▶ Records shown
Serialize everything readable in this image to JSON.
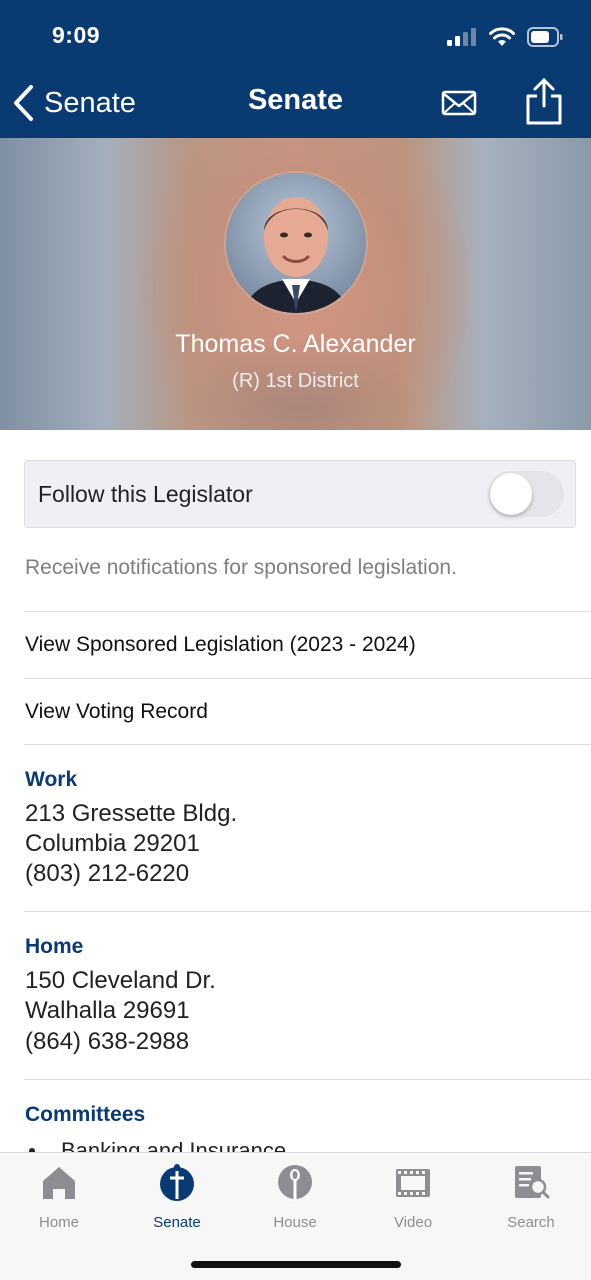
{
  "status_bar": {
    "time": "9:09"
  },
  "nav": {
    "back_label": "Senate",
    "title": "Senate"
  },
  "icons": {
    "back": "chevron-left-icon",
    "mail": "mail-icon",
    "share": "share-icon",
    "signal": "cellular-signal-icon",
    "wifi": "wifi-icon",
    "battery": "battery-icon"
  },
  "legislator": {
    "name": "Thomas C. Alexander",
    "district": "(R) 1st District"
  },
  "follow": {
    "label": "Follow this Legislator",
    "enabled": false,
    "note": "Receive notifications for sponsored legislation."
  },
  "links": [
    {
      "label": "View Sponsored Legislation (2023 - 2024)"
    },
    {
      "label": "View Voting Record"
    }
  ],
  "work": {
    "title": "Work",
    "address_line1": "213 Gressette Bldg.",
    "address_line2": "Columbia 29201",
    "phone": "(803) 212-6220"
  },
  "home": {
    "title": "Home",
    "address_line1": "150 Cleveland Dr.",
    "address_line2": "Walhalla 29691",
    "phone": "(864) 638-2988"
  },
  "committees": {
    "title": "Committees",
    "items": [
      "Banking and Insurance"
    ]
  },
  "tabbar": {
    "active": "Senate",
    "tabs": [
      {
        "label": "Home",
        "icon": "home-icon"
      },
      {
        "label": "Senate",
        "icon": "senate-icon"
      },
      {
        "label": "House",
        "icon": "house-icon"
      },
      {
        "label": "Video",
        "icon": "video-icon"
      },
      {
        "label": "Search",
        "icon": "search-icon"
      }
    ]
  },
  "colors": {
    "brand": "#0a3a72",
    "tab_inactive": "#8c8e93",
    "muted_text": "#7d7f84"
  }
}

▶ What you are asked to do
Each record above should be copied character for character, with pictures dropped.

▶ Exercise output
Serialize everything readable in this image to JSON.
{
  "status_bar": {
    "time": "9:09"
  },
  "nav": {
    "back_label": "Senate",
    "title": "Senate"
  },
  "icons": {
    "back": "chevron-left-icon",
    "mail": "mail-icon",
    "share": "share-icon",
    "signal": "cellular-signal-icon",
    "wifi": "wifi-icon",
    "battery": "battery-icon"
  },
  "legislator": {
    "name": "Thomas C. Alexander",
    "district": "(R) 1st District"
  },
  "follow": {
    "label": "Follow this Legislator",
    "enabled": false,
    "note": "Receive notifications for sponsored legislation."
  },
  "links": [
    {
      "label": "View Sponsored Legislation (2023 - 2024)"
    },
    {
      "label": "View Voting Record"
    }
  ],
  "work": {
    "title": "Work",
    "address_line1": "213 Gressette Bldg.",
    "address_line2": "Columbia 29201",
    "phone": "(803) 212-6220"
  },
  "home": {
    "title": "Home",
    "address_line1": "150 Cleveland Dr.",
    "address_line2": "Walhalla 29691",
    "phone": "(864) 638-2988"
  },
  "committees": {
    "title": "Committees",
    "items": [
      "Banking and Insurance"
    ]
  },
  "tabbar": {
    "active": "Senate",
    "tabs": [
      {
        "label": "Home",
        "icon": "home-icon"
      },
      {
        "label": "Senate",
        "icon": "senate-icon"
      },
      {
        "label": "House",
        "icon": "house-icon"
      },
      {
        "label": "Video",
        "icon": "video-icon"
      },
      {
        "label": "Search",
        "icon": "search-icon"
      }
    ]
  },
  "colors": {
    "brand": "#0a3a72",
    "tab_inactive": "#8c8e93",
    "muted_text": "#7d7f84"
  }
}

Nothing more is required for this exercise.